→ Short problem:
Can you find the lines of the listing that include "JSON" and copy every one?

Collected data entries
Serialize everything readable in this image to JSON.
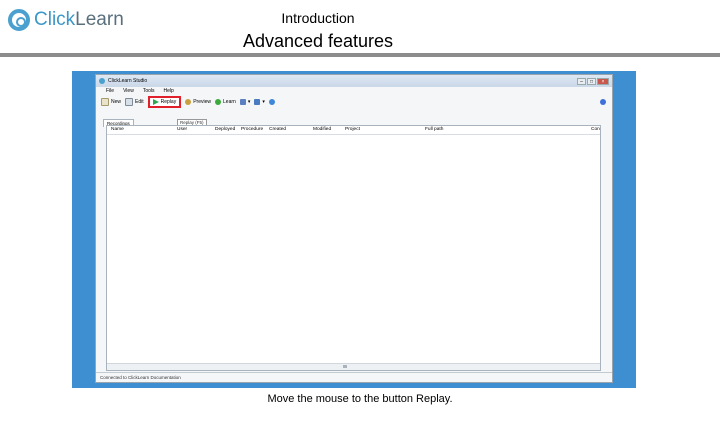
{
  "brand": {
    "logo_text_a": "Click",
    "logo_text_b": "Learn"
  },
  "header": {
    "subtitle": "Introduction",
    "title": "Advanced features"
  },
  "window": {
    "title": "ClickLearn Studio",
    "menu": [
      "File",
      "View",
      "Tools",
      "Help"
    ],
    "toolbar": {
      "new_label": "New",
      "edit_label": "Edit",
      "replay_label": "Replay",
      "preview_label": "Preview",
      "learn_label": "Learn"
    },
    "tooltip": "Replay (F5)",
    "tab_label": "Recordings",
    "columns": [
      "Name",
      "User",
      "Deployed",
      "Procedure",
      "Created",
      "Modified",
      "Project",
      "Full path",
      "Con"
    ],
    "status": "Connected to ClickLearn Documentation"
  },
  "caption": "Move the mouse to the button Replay.",
  "colors": {
    "frame": "#3d8fd2",
    "highlight": "#e0202a",
    "brand": "#3b97c8"
  }
}
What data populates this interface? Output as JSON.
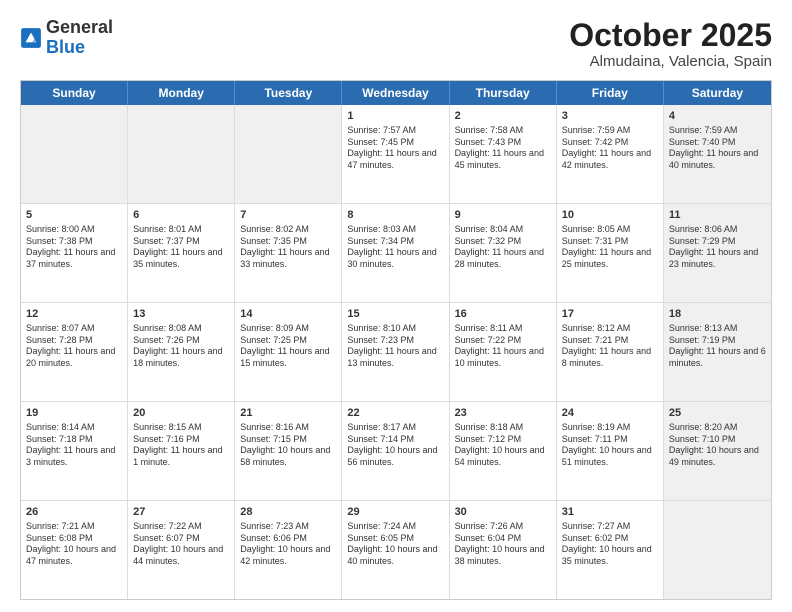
{
  "header": {
    "logo_general": "General",
    "logo_blue": "Blue",
    "month_title": "October 2025",
    "location": "Almudaina, Valencia, Spain"
  },
  "days_of_week": [
    "Sunday",
    "Monday",
    "Tuesday",
    "Wednesday",
    "Thursday",
    "Friday",
    "Saturday"
  ],
  "weeks": [
    [
      {
        "day": "",
        "info": "",
        "shaded": true
      },
      {
        "day": "",
        "info": "",
        "shaded": true
      },
      {
        "day": "",
        "info": "",
        "shaded": true
      },
      {
        "day": "1",
        "info": "Sunrise: 7:57 AM\nSunset: 7:45 PM\nDaylight: 11 hours and 47 minutes."
      },
      {
        "day": "2",
        "info": "Sunrise: 7:58 AM\nSunset: 7:43 PM\nDaylight: 11 hours and 45 minutes."
      },
      {
        "day": "3",
        "info": "Sunrise: 7:59 AM\nSunset: 7:42 PM\nDaylight: 11 hours and 42 minutes."
      },
      {
        "day": "4",
        "info": "Sunrise: 7:59 AM\nSunset: 7:40 PM\nDaylight: 11 hours and 40 minutes.",
        "shaded": true
      }
    ],
    [
      {
        "day": "5",
        "info": "Sunrise: 8:00 AM\nSunset: 7:38 PM\nDaylight: 11 hours and 37 minutes."
      },
      {
        "day": "6",
        "info": "Sunrise: 8:01 AM\nSunset: 7:37 PM\nDaylight: 11 hours and 35 minutes."
      },
      {
        "day": "7",
        "info": "Sunrise: 8:02 AM\nSunset: 7:35 PM\nDaylight: 11 hours and 33 minutes."
      },
      {
        "day": "8",
        "info": "Sunrise: 8:03 AM\nSunset: 7:34 PM\nDaylight: 11 hours and 30 minutes."
      },
      {
        "day": "9",
        "info": "Sunrise: 8:04 AM\nSunset: 7:32 PM\nDaylight: 11 hours and 28 minutes."
      },
      {
        "day": "10",
        "info": "Sunrise: 8:05 AM\nSunset: 7:31 PM\nDaylight: 11 hours and 25 minutes."
      },
      {
        "day": "11",
        "info": "Sunrise: 8:06 AM\nSunset: 7:29 PM\nDaylight: 11 hours and 23 minutes.",
        "shaded": true
      }
    ],
    [
      {
        "day": "12",
        "info": "Sunrise: 8:07 AM\nSunset: 7:28 PM\nDaylight: 11 hours and 20 minutes."
      },
      {
        "day": "13",
        "info": "Sunrise: 8:08 AM\nSunset: 7:26 PM\nDaylight: 11 hours and 18 minutes."
      },
      {
        "day": "14",
        "info": "Sunrise: 8:09 AM\nSunset: 7:25 PM\nDaylight: 11 hours and 15 minutes."
      },
      {
        "day": "15",
        "info": "Sunrise: 8:10 AM\nSunset: 7:23 PM\nDaylight: 11 hours and 13 minutes."
      },
      {
        "day": "16",
        "info": "Sunrise: 8:11 AM\nSunset: 7:22 PM\nDaylight: 11 hours and 10 minutes."
      },
      {
        "day": "17",
        "info": "Sunrise: 8:12 AM\nSunset: 7:21 PM\nDaylight: 11 hours and 8 minutes."
      },
      {
        "day": "18",
        "info": "Sunrise: 8:13 AM\nSunset: 7:19 PM\nDaylight: 11 hours and 6 minutes.",
        "shaded": true
      }
    ],
    [
      {
        "day": "19",
        "info": "Sunrise: 8:14 AM\nSunset: 7:18 PM\nDaylight: 11 hours and 3 minutes."
      },
      {
        "day": "20",
        "info": "Sunrise: 8:15 AM\nSunset: 7:16 PM\nDaylight: 11 hours and 1 minute."
      },
      {
        "day": "21",
        "info": "Sunrise: 8:16 AM\nSunset: 7:15 PM\nDaylight: 10 hours and 58 minutes."
      },
      {
        "day": "22",
        "info": "Sunrise: 8:17 AM\nSunset: 7:14 PM\nDaylight: 10 hours and 56 minutes."
      },
      {
        "day": "23",
        "info": "Sunrise: 8:18 AM\nSunset: 7:12 PM\nDaylight: 10 hours and 54 minutes."
      },
      {
        "day": "24",
        "info": "Sunrise: 8:19 AM\nSunset: 7:11 PM\nDaylight: 10 hours and 51 minutes."
      },
      {
        "day": "25",
        "info": "Sunrise: 8:20 AM\nSunset: 7:10 PM\nDaylight: 10 hours and 49 minutes.",
        "shaded": true
      }
    ],
    [
      {
        "day": "26",
        "info": "Sunrise: 7:21 AM\nSunset: 6:08 PM\nDaylight: 10 hours and 47 minutes."
      },
      {
        "day": "27",
        "info": "Sunrise: 7:22 AM\nSunset: 6:07 PM\nDaylight: 10 hours and 44 minutes."
      },
      {
        "day": "28",
        "info": "Sunrise: 7:23 AM\nSunset: 6:06 PM\nDaylight: 10 hours and 42 minutes."
      },
      {
        "day": "29",
        "info": "Sunrise: 7:24 AM\nSunset: 6:05 PM\nDaylight: 10 hours and 40 minutes."
      },
      {
        "day": "30",
        "info": "Sunrise: 7:26 AM\nSunset: 6:04 PM\nDaylight: 10 hours and 38 minutes."
      },
      {
        "day": "31",
        "info": "Sunrise: 7:27 AM\nSunset: 6:02 PM\nDaylight: 10 hours and 35 minutes."
      },
      {
        "day": "",
        "info": "",
        "shaded": true
      }
    ]
  ]
}
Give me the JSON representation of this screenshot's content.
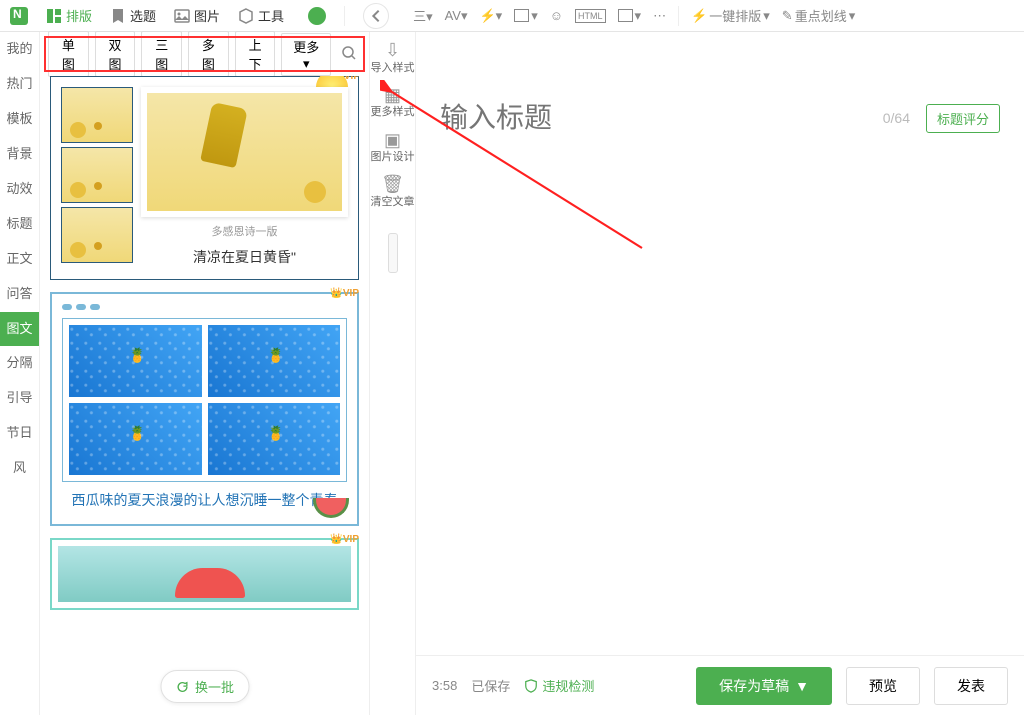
{
  "topnav": {
    "items": [
      {
        "label": "排版"
      },
      {
        "label": "选题"
      },
      {
        "label": "图片"
      },
      {
        "label": "工具"
      }
    ],
    "auto_layout": "一键排版",
    "highlight": "重点划线"
  },
  "sidebar": {
    "tabs": [
      {
        "label": "我的"
      },
      {
        "label": "热门"
      },
      {
        "label": "模板"
      },
      {
        "label": "背景"
      },
      {
        "label": "动效"
      },
      {
        "label": "标题"
      },
      {
        "label": "正文"
      },
      {
        "label": "问答"
      },
      {
        "label": "图文"
      },
      {
        "label": "分隔"
      },
      {
        "label": "引导"
      },
      {
        "label": "节日"
      },
      {
        "label": "风"
      }
    ]
  },
  "filters": [
    "单图",
    "双图",
    "三图",
    "多图",
    "上下",
    "更多 ▾"
  ],
  "templates": {
    "vip": "VIP",
    "card1_caption_top": "多感恩诗一版",
    "card1_caption": "清凉在夏日黄昏\"",
    "card2_caption": "西瓜味的夏天浪漫的让人想沉睡一整个青春",
    "refresh": "换一批"
  },
  "toolcol": [
    "导入样式",
    "更多样式",
    "图片设计",
    "清空文章"
  ],
  "editor": {
    "title_placeholder": "输入标题",
    "title_count": "0/64",
    "score": "标题评分"
  },
  "footer": {
    "time": "3:58",
    "saved": "已保存",
    "violation": "违规检测",
    "save_draft": "保存为草稿",
    "preview": "预览",
    "publish": "发表"
  }
}
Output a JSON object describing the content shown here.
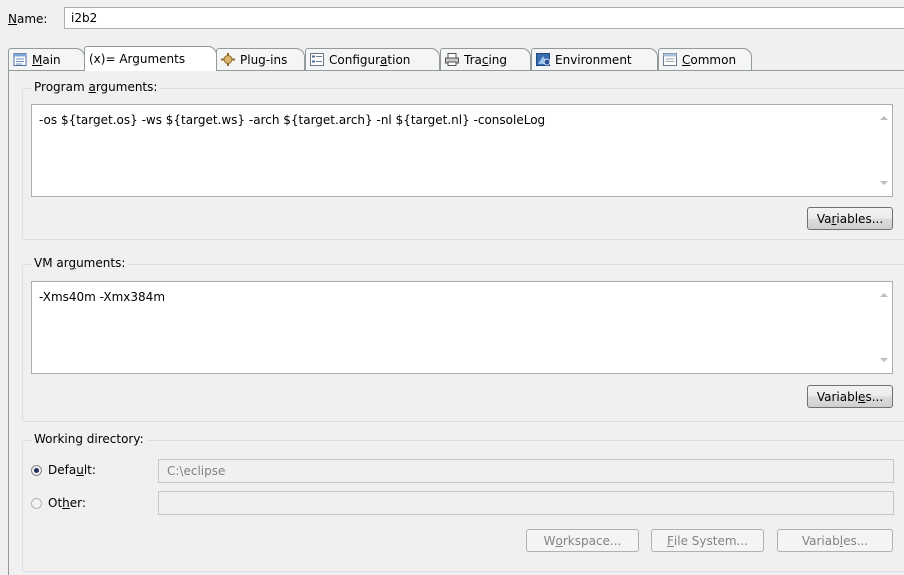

→ Exercise response:
Serialize everything readable in this image to JSON.
What data populates this interface? Output as JSON.
Give me the JSON representation of this screenshot's content.
Output a JSON object describing the content shown here.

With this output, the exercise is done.